### Exercise goal:
Among the entries below, count the lines that contain the word "will". Write down only the total.

### Records to use:

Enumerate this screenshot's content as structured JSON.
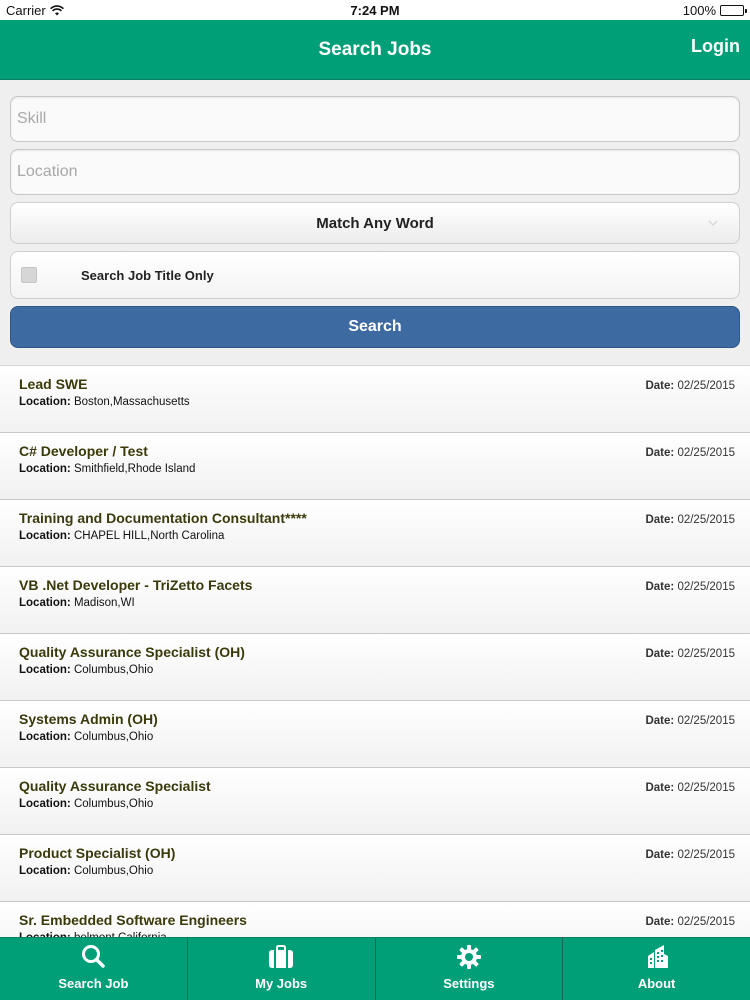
{
  "status_bar": {
    "carrier": "Carrier",
    "time": "7:24 PM",
    "battery": "100%"
  },
  "nav": {
    "title": "Search Jobs",
    "login": "Login"
  },
  "form": {
    "skill_placeholder": "Skill",
    "location_placeholder": "Location",
    "match_option": "Match Any Word",
    "title_only_label": "Search Job Title Only",
    "title_only_checked": false,
    "search_label": "Search"
  },
  "jobs": [
    {
      "title": "Lead SWE",
      "location_label": "Location:",
      "location": "Boston,Massachusetts",
      "date_label": "Date:",
      "date": "02/25/2015"
    },
    {
      "title": "C# Developer / Test",
      "location_label": "Location:",
      "location": "Smithfield,Rhode Island",
      "date_label": "Date:",
      "date": "02/25/2015"
    },
    {
      "title": "Training and Documentation Consultant****",
      "location_label": "Location:",
      "location": "CHAPEL HILL,North Carolina",
      "date_label": "Date:",
      "date": "02/25/2015"
    },
    {
      "title": "VB .Net Developer - TriZetto Facets",
      "location_label": "Location:",
      "location": "Madison,WI",
      "date_label": "Date:",
      "date": "02/25/2015"
    },
    {
      "title": "Quality Assurance Specialist (OH)",
      "location_label": "Location:",
      "location": "Columbus,Ohio",
      "date_label": "Date:",
      "date": "02/25/2015"
    },
    {
      "title": "Systems Admin (OH)",
      "location_label": "Location:",
      "location": "Columbus,Ohio",
      "date_label": "Date:",
      "date": "02/25/2015"
    },
    {
      "title": "Quality Assurance Specialist",
      "location_label": "Location:",
      "location": "Columbus,Ohio",
      "date_label": "Date:",
      "date": "02/25/2015"
    },
    {
      "title": "Product Specialist (OH)",
      "location_label": "Location:",
      "location": "Columbus,Ohio",
      "date_label": "Date:",
      "date": "02/25/2015"
    },
    {
      "title": "Sr. Embedded Software Engineers",
      "location_label": "Location:",
      "location": "belmont,California",
      "date_label": "Date:",
      "date": "02/25/2015"
    }
  ],
  "tabs": [
    {
      "label": "Search Job",
      "icon": "search-icon"
    },
    {
      "label": "My Jobs",
      "icon": "briefcase-icon"
    },
    {
      "label": "Settings",
      "icon": "gear-icon"
    },
    {
      "label": "About",
      "icon": "building-icon"
    }
  ],
  "colors": {
    "brand": "#009f77",
    "button": "#3d6aa1",
    "title_text": "#3a3a0c"
  }
}
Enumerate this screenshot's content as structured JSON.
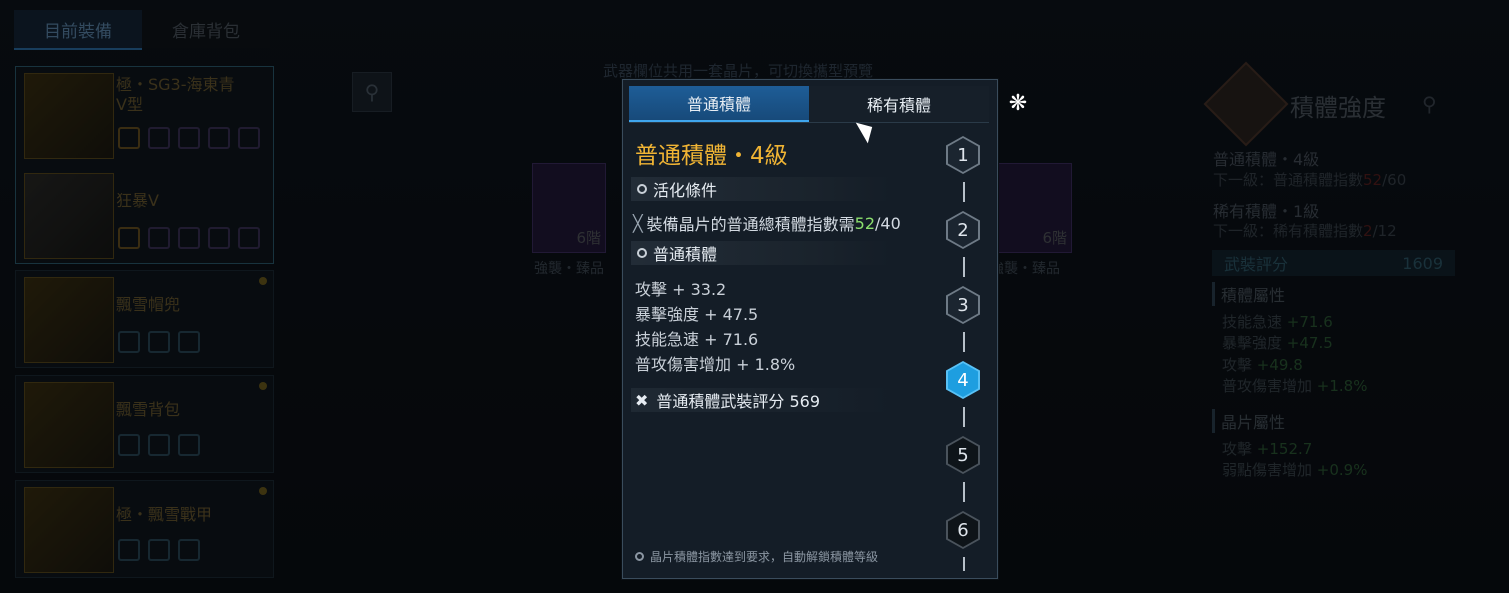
{
  "left": {
    "tabs": [
      "目前裝備",
      "倉庫背包"
    ],
    "slots": [
      {
        "name": "極・SG3-海東青\nV型",
        "grade": "極"
      },
      {
        "name": "狂暴Ⅴ"
      },
      {
        "name": "飄雪帽兜"
      },
      {
        "name": "飄雪背包"
      },
      {
        "name": "極・飄雪戰甲",
        "grade": "極"
      }
    ]
  },
  "middle": {
    "hint": "武器欄位共用一套晶片，可切換攜型預覽",
    "cards": [
      {
        "stage": "6階",
        "label": "強襲・臻品"
      },
      {
        "stage": "6階",
        "label": "強襲・臻品"
      }
    ]
  },
  "right": {
    "title": "積體強度",
    "normal_line": "普通積體・4級",
    "normal_sub_prefix": "下一級：普通積體指數",
    "normal_sub_cur": "52",
    "normal_sub_max": "/60",
    "rare_line": "稀有積體・1級",
    "rare_sub_prefix": "下一級：稀有積體指數",
    "rare_sub_cur": "2",
    "rare_sub_max": "/12",
    "score_label": "武裝評分",
    "score_value": "1609",
    "attr_head": "積體屬性",
    "attrs": [
      {
        "name": "技能急速",
        "value": "+71.6"
      },
      {
        "name": "暴擊強度",
        "value": "+47.5"
      },
      {
        "name": "攻擊",
        "value": "+49.8"
      },
      {
        "name": "普攻傷害增加",
        "value": "+1.8%"
      }
    ],
    "chip_head": "晶片屬性",
    "chip_attrs": [
      {
        "name": "攻擊",
        "value": "+152.7"
      },
      {
        "name": "弱點傷害增加",
        "value": "+0.9%"
      }
    ]
  },
  "modal": {
    "tabs": [
      "普通積體",
      "稀有積體"
    ],
    "title": "普通積體・4級",
    "activation_header": "活化條件",
    "condition_text": "裝備晶片的普通總積體指數需",
    "condition_current": "52",
    "condition_required": "/40",
    "stats_header": "普通積體",
    "stats": [
      "攻擊 + 33.2",
      "暴擊強度 + 47.5",
      "技能急速 + 71.6",
      "普攻傷害增加 + 1.8%"
    ],
    "score_text": "普通積體武裝評分 569",
    "footer_note": "晶片積體指數達到要求，自動解鎖積體等級",
    "levels": [
      "1",
      "2",
      "3",
      "4",
      "5",
      "6"
    ],
    "current_level": 4
  },
  "colors": {
    "accent_blue": "#1e9ee0",
    "title_gold": "#f0b434",
    "value_green": "#8ce06e"
  }
}
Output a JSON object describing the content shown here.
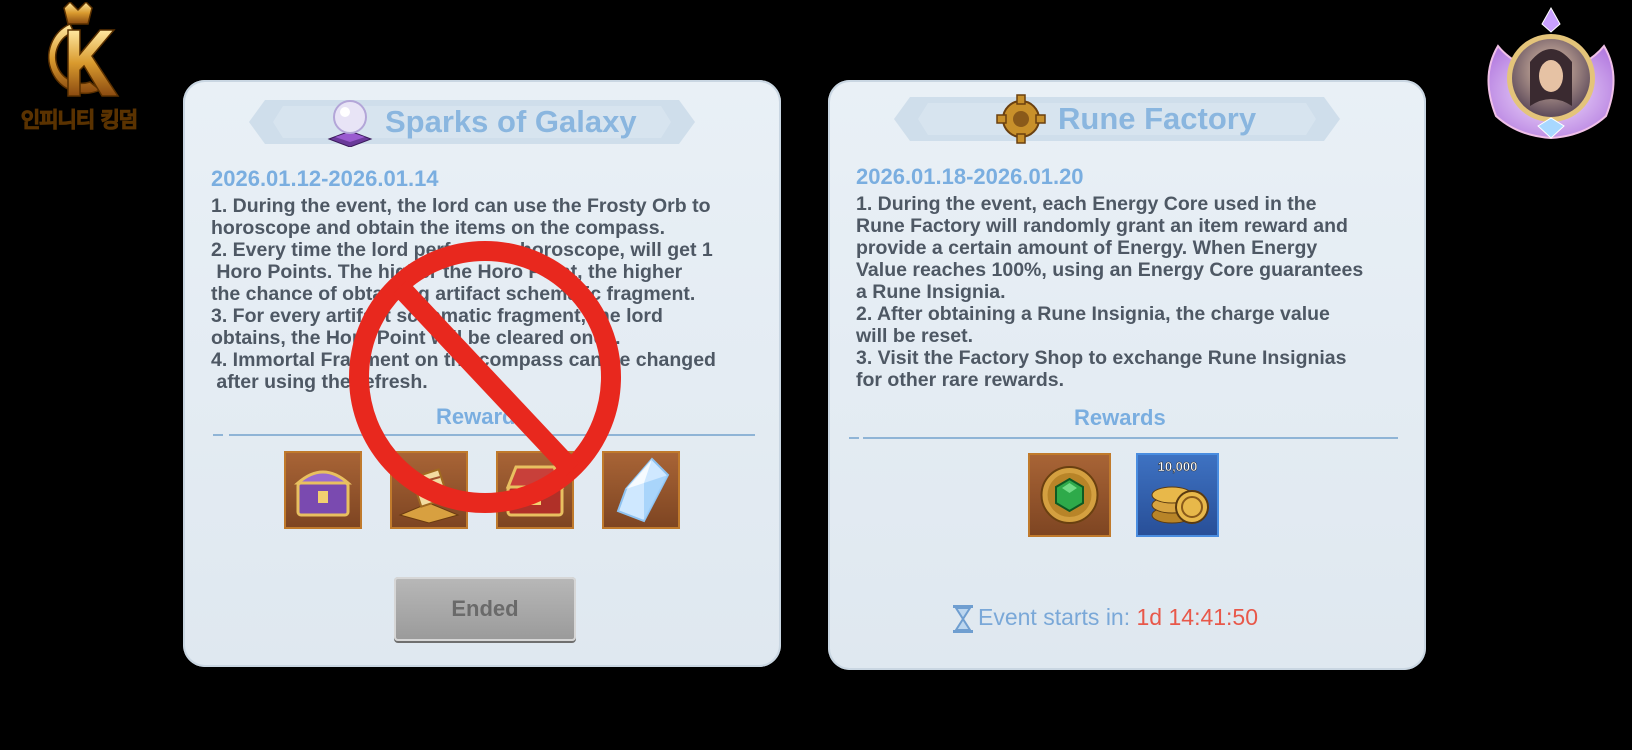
{
  "logo": {
    "text": "인피니티 킹덤",
    "icon": "crown-k-logo-icon"
  },
  "avatar": {
    "icon": "winged-portrait-avatar-icon"
  },
  "panels": [
    {
      "title": "Sparks of Galaxy",
      "icon": "crystal-ball-icon",
      "dates": "2026.01.12-2026.01.14",
      "description": [
        "1. During the event, the lord can use the Frosty Orb to",
        "horoscope and obtain the items on the compass.",
        "2. Every time the lord performs a horoscope, will get 1",
        " Horo Points. The higher the Horo Point, the higher",
        "the chance of obtaining artifact schematic fragment.",
        "3. For every artifact schematic fragment, the lord",
        "obtains, the Horo Point will be cleared once.",
        "4. Immortal Fragment on the compass can be changed",
        " after using the refresh."
      ],
      "rewards_label": "Rewards",
      "rewards": [
        {
          "icon": "purple-treasure-chest-icon"
        },
        {
          "icon": "golden-scroll-pedestal-icon"
        },
        {
          "icon": "red-treasure-chest-icon"
        },
        {
          "icon": "ice-crystal-icon"
        }
      ],
      "button_label": "Ended",
      "overlay_icon": "prohibited-sign-icon"
    },
    {
      "title": "Rune Factory",
      "icon": "golden-gear-icon",
      "dates": "2026.01.18-2026.01.20",
      "description": [
        "1. During the event, each Energy Core used in the",
        "Rune Factory will randomly grant an item reward and",
        "provide a certain amount of Energy. When Energy",
        "Value reaches 100%, using an Energy Core guarantees",
        "a Rune Insignia.",
        "2. After obtaining a Rune Insignia, the charge value",
        "will be reset.",
        "3. Visit the Factory Shop to exchange Rune Insignias",
        "for other rare rewards."
      ],
      "rewards_label": "Rewards",
      "rewards": [
        {
          "icon": "emerald-gear-medallion-icon"
        },
        {
          "icon": "gold-coins-icon",
          "quantity": "10,000"
        }
      ],
      "countdown_label": "Event starts in: ",
      "countdown_value": "1d 14:41:50",
      "countdown_icon": "hourglass-icon"
    }
  ],
  "colors": {
    "accent_blue": "#7aaee0",
    "timer_red": "#e8584a",
    "item_frame": "#c07a2c"
  }
}
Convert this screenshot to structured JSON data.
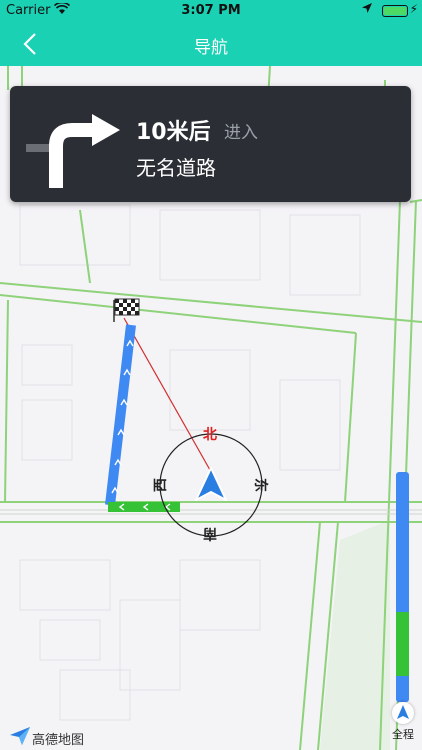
{
  "status_bar": {
    "carrier": "Carrier",
    "time": "3:07 PM"
  },
  "nav_bar": {
    "title": "导航"
  },
  "instruction": {
    "distance": "10米后",
    "action": "进入",
    "road": "无名道路"
  },
  "compass": {
    "north": "北",
    "east": "东",
    "south": "南",
    "west": "西"
  },
  "route_overview": {
    "label": "全程"
  },
  "logo": {
    "text": "高德地图"
  },
  "colors": {
    "header": "#1ad1b4",
    "panel": "#2b2e35",
    "route_blue": "#3f89f2",
    "route_green": "#36c237",
    "road_green": "#8ed27a",
    "north_red": "#e02020"
  }
}
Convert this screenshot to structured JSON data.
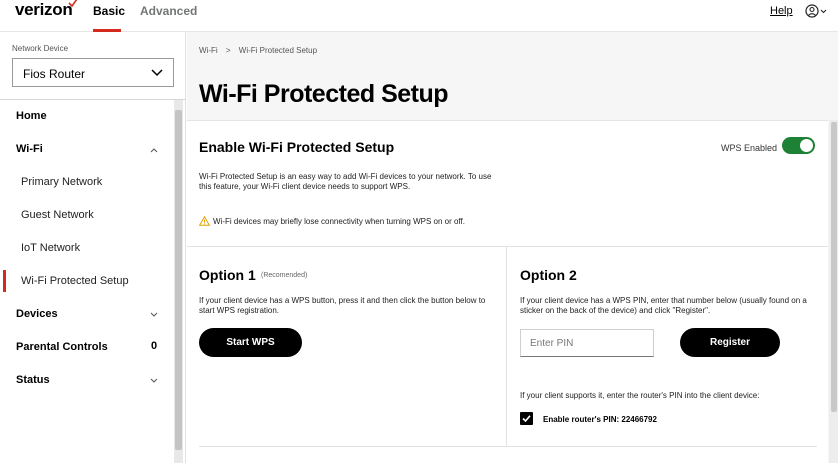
{
  "header": {
    "logo": "verizon",
    "tabs": [
      {
        "label": "Basic",
        "active": true
      },
      {
        "label": "Advanced",
        "active": false
      }
    ],
    "help": "Help",
    "user_icon": "user-circle-icon"
  },
  "sidebar": {
    "device_label": "Network Device",
    "device_value": "Fios Router",
    "items": [
      {
        "label": "Home",
        "level": "top"
      },
      {
        "label": "Wi-Fi",
        "level": "top",
        "expanded": true
      },
      {
        "label": "Primary Network",
        "level": "sub"
      },
      {
        "label": "Guest Network",
        "level": "sub"
      },
      {
        "label": "IoT Network",
        "level": "sub"
      },
      {
        "label": "Wi-Fi Protected Setup",
        "level": "sub",
        "active": true
      },
      {
        "label": "Devices",
        "level": "top"
      },
      {
        "label": "Parental Controls",
        "level": "top",
        "count": "0"
      },
      {
        "label": "Status",
        "level": "top"
      }
    ]
  },
  "breadcrumb": [
    "Wi-Fi",
    ">",
    "Wi-Fi Protected Setup"
  ],
  "page_title": "Wi-Fi Protected Setup",
  "enable_section": {
    "title": "Enable Wi-Fi Protected Setup",
    "status_label": "WPS Enabled",
    "enabled": true,
    "description": "Wi-Fi Protected Setup is an easy way to add Wi-Fi devices to your network. To use this feature, your Wi-Fi client device needs to support WPS.",
    "warning": "Wi-Fi devices may briefly lose connectivity when turning WPS on or off."
  },
  "option1": {
    "title": "Option 1",
    "recommended": "(Recomended)",
    "description": "If your client device has a WPS button, press it and then click the button below to start WPS registration.",
    "button": "Start WPS"
  },
  "option2": {
    "title": "Option 2",
    "description": "If your client device has a WPS PIN, enter that number below (usually found on a sticker on the back of the device) and click \"Register\".",
    "pin_placeholder": "Enter PIN",
    "button": "Register",
    "router_note": "If your client supports it, enter the router's PIN into the client device:",
    "router_pin_label": "Enable router's PIN: 22466792",
    "router_pin_checked": true
  },
  "colors": {
    "brand_red": "#d52b1e",
    "toggle_green": "#1d8235",
    "button_black": "#000000"
  }
}
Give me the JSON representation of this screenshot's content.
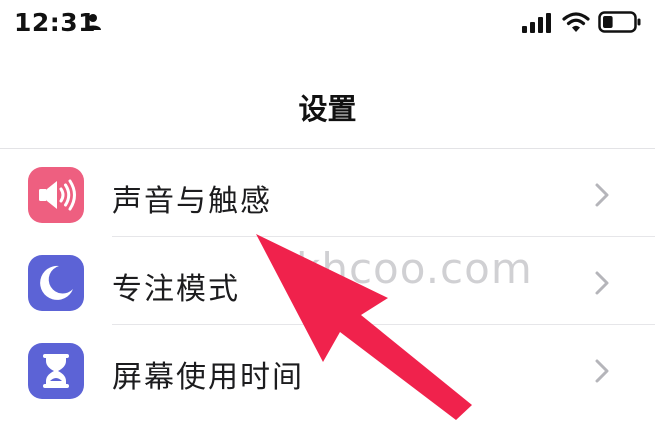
{
  "status_bar": {
    "time": "12:31",
    "icons": [
      "person-icon",
      "signal-icon",
      "wifi-icon",
      "battery-icon"
    ],
    "battery_level": 0.3
  },
  "nav": {
    "title": "设置"
  },
  "settings": {
    "items": [
      {
        "label": "声音与触感",
        "icon": "speaker-icon",
        "icon_color": "#ee5f80"
      },
      {
        "label": "专注模式",
        "icon": "moon-icon",
        "icon_color": "#5c63d6"
      },
      {
        "label": "屏幕使用时间",
        "icon": "hourglass-icon",
        "icon_color": "#5c63d6"
      }
    ]
  },
  "watermark": {
    "text": "khcoo.com"
  },
  "annotation": {
    "arrow_color": "#f0224c",
    "arrow_target": "声音与触感"
  }
}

### Exercise response:
4